→ **Records for the exercise**:

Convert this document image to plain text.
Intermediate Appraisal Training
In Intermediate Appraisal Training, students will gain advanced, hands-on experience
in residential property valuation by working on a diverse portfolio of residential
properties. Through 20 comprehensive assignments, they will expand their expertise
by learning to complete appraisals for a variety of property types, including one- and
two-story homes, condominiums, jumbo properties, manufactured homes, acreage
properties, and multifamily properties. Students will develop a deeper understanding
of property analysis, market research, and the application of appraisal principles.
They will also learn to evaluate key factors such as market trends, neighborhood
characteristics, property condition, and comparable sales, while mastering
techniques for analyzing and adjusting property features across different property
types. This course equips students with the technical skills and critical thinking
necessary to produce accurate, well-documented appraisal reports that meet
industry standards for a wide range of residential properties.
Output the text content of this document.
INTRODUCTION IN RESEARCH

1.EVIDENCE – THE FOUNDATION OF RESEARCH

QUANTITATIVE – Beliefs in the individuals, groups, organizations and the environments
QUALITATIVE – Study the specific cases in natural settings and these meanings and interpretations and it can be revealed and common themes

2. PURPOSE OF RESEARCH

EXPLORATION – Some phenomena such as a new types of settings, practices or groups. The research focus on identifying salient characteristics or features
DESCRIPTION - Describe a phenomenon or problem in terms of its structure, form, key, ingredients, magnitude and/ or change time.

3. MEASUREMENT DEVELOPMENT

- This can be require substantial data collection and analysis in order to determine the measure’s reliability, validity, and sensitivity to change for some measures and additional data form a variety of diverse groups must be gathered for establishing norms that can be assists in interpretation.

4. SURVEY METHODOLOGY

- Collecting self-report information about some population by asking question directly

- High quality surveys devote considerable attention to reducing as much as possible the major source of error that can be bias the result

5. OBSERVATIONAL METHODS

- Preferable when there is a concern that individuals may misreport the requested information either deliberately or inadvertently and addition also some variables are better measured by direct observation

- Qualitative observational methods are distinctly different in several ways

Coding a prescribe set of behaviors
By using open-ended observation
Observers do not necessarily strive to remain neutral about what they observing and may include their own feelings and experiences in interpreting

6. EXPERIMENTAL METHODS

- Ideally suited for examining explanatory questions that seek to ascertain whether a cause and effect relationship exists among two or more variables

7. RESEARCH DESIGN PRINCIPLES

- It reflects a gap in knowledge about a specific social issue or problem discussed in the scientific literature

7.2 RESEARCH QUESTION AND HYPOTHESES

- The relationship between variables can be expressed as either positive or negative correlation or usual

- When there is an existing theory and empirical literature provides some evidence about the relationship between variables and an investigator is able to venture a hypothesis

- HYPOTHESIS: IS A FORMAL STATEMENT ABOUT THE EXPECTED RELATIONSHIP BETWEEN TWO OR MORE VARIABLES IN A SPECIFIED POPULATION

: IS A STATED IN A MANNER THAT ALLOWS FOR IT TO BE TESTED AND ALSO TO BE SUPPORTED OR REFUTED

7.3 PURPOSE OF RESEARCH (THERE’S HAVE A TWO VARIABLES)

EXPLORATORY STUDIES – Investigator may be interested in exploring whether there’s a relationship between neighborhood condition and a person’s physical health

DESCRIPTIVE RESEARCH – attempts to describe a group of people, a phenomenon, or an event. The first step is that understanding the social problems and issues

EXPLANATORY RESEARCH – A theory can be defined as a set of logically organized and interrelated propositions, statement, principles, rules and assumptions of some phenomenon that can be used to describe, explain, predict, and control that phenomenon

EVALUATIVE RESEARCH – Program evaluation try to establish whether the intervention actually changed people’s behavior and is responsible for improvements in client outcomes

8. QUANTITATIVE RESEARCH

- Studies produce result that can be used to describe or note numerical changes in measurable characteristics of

→ **What is being asked**:
Extract each line from the entries above that contains the string "people".

→ **Task answer**:
DESCRIPTIVE RESEARCH – attempts to describe a group of people, a phenomenon, or an event. The first step is that understanding the social problems and issues
EVALUATIVE RESEARCH – Program evaluation try to establish whether the intervention actually changed people’s behavior and is responsible for improvements in client outcomes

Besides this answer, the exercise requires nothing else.